• _GOAL_: Reproduce the listing that follows with no differences at all.
----
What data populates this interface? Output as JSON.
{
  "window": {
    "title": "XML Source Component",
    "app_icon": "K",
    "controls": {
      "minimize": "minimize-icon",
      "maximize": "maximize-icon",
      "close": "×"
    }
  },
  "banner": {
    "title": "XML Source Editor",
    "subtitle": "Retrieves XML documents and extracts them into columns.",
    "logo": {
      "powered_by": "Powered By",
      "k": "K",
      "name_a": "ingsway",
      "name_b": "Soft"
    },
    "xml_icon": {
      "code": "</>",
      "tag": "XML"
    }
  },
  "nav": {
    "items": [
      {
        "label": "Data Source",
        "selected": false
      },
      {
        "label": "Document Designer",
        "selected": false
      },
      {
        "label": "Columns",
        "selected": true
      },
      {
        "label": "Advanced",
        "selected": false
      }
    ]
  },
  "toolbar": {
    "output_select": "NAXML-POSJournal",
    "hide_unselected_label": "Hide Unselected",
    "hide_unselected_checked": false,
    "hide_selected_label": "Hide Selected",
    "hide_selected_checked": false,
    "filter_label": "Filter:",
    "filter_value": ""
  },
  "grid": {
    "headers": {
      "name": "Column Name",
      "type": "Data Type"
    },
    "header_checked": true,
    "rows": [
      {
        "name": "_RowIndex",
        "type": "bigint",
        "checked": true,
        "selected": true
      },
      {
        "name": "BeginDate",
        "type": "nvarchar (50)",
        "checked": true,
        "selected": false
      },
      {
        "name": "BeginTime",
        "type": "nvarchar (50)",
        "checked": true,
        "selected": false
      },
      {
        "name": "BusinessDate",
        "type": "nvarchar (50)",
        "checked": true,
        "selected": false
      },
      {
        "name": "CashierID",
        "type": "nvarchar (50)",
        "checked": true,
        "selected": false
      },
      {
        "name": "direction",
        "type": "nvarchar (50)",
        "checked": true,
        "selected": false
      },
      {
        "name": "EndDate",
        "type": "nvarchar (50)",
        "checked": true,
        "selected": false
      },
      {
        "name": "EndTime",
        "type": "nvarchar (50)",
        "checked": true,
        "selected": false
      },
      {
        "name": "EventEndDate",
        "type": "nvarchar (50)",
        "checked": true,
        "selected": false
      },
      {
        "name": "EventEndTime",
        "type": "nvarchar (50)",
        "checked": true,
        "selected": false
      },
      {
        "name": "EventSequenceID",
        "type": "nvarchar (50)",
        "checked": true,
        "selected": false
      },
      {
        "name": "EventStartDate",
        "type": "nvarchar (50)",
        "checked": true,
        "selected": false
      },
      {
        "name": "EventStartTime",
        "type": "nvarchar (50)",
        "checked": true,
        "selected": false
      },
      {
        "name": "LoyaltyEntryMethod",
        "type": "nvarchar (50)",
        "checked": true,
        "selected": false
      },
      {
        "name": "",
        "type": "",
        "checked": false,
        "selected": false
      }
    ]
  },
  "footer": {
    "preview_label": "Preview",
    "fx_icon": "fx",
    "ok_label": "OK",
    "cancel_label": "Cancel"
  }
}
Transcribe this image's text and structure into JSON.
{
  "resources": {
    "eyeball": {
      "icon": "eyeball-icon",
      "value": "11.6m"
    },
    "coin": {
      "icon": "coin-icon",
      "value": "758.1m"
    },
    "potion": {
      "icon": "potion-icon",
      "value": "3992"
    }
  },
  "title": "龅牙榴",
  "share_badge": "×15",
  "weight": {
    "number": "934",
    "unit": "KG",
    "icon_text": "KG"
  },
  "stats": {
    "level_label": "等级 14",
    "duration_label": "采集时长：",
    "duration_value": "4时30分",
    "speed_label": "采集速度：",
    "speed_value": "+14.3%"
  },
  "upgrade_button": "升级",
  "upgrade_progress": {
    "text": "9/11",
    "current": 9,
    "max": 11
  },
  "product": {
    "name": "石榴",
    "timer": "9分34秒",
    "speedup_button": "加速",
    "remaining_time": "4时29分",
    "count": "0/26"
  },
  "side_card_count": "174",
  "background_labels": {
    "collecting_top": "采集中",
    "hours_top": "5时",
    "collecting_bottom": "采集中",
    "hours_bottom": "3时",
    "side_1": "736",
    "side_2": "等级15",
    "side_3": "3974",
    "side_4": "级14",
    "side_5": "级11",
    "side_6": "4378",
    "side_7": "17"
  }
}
----
• _TASK RESULT_:
What data populates this interface? Output as JSON.
{
  "window": {
    "title": "XML Source Component",
    "app_icon": "K",
    "controls": {
      "minimize": "minimize-icon",
      "maximize": "maximize-icon",
      "close": "×"
    }
  },
  "banner": {
    "title": "XML Source Editor",
    "subtitle": "Retrieves XML documents and extracts them into columns.",
    "logo": {
      "powered_by": "Powered By",
      "k": "K",
      "name_a": "ingsway",
      "name_b": "Soft"
    },
    "xml_icon": {
      "code": "</>",
      "tag": "XML"
    }
  },
  "nav": {
    "items": [
      {
        "label": "Data Source",
        "selected": false
      },
      {
        "label": "Document Designer",
        "selected": false
      },
      {
        "label": "Columns",
        "selected": true
      },
      {
        "label": "Advanced",
        "selected": false
      }
    ]
  },
  "toolbar": {
    "output_select": "NAXML-POSJournal",
    "hide_unselected_label": "Hide Unselected",
    "hide_unselected_checked": false,
    "hide_selected_label": "Hide Selected",
    "hide_selected_checked": false,
    "filter_label": "Filter:",
    "filter_value": ""
  },
  "grid": {
    "headers": {
      "name": "Column Name",
      "type": "Data Type"
    },
    "header_checked": true,
    "rows": [
      {
        "name": "_RowIndex",
        "type": "bigint",
        "checked": true,
        "selected": true
      },
      {
        "name": "BeginDate",
        "type": "nvarchar (50)",
        "checked": true,
        "selected": false
      },
      {
        "name": "BeginTime",
        "type": "nvarchar (50)",
        "checked": true,
        "selected": false
      },
      {
        "name": "BusinessDate",
        "type": "nvarchar (50)",
        "checked": true,
        "selected": false
      },
      {
        "name": "CashierID",
        "type": "nvarchar (50)",
        "checked": true,
        "selected": false
      },
      {
        "name": "direction",
        "type": "nvarchar (50)",
        "checked": true,
        "selected": false
      },
      {
        "name": "EndDate",
        "type": "nvarchar (50)",
        "checked": true,
        "selected": false
      },
      {
        "name": "EndTime",
        "type": "nvarchar (50)",
        "checked": true,
        "selected": false
      },
      {
        "name": "EventEndDate",
        "type": "nvarchar (50)",
        "checked": true,
        "selected": false
      },
      {
        "name": "EventEndTime",
        "type": "nvarchar (50)",
        "checked": true,
        "selected": false
      },
      {
        "name": "EventSequenceID",
        "type": "nvarchar (50)",
        "checked": true,
        "selected": false
      },
      {
        "name": "EventStartDate",
        "type": "nvarchar (50)",
        "checked": true,
        "selected": false
      },
      {
        "name": "EventStartTime",
        "type": "nvarchar (50)",
        "checked": true,
        "selected": false
      },
      {
        "name": "LoyaltyEntryMethod",
        "type": "nvarchar (50)",
        "checked": true,
        "selected": false
      },
      {
        "name": "",
        "type": "",
        "checked": false,
        "selected": false
      }
    ]
  },
  "footer": {
    "preview_label": "Preview",
    "fx_icon": "fx",
    "ok_label": "OK",
    "cancel_label": "Cancel"
  }
}
Transcribe this image's text and structure into JSON.
{
  "resources": {
    "eyeball": {
      "icon": "eyeball-icon",
      "value": "11.6m"
    },
    "coin": {
      "icon": "coin-icon",
      "value": "758.1m"
    },
    "potion": {
      "icon": "potion-icon",
      "value": "3992"
    }
  },
  "title": "龅牙榴",
  "share_badge": "×15",
  "weight": {
    "number": "934",
    "unit": "KG",
    "icon_text": "KG"
  },
  "stats": {
    "level_label": "等级 14",
    "duration_label": "采集时长：",
    "duration_value": "4时30分",
    "speed_label": "采集速度：",
    "speed_value": "+14.3%"
  },
  "upgrade_button": "升级",
  "upgrade_progress": {
    "text": "9/11",
    "current": 9,
    "max": 11
  },
  "product": {
    "name": "石榴",
    "timer": "9分34秒",
    "speedup_button": "加速",
    "remaining_time": "4时29分",
    "count": "0/26"
  },
  "side_card_count": "174",
  "background_labels": {
    "collecting_top": "采集中",
    "hours_top": "5时",
    "collecting_bottom": "采集中",
    "hours_bottom": "3时",
    "side_1": "736",
    "side_2": "等级15",
    "side_3": "3974",
    "side_4": "级14",
    "side_5": "级11",
    "side_6": "4378",
    "side_7": "17"
  }
}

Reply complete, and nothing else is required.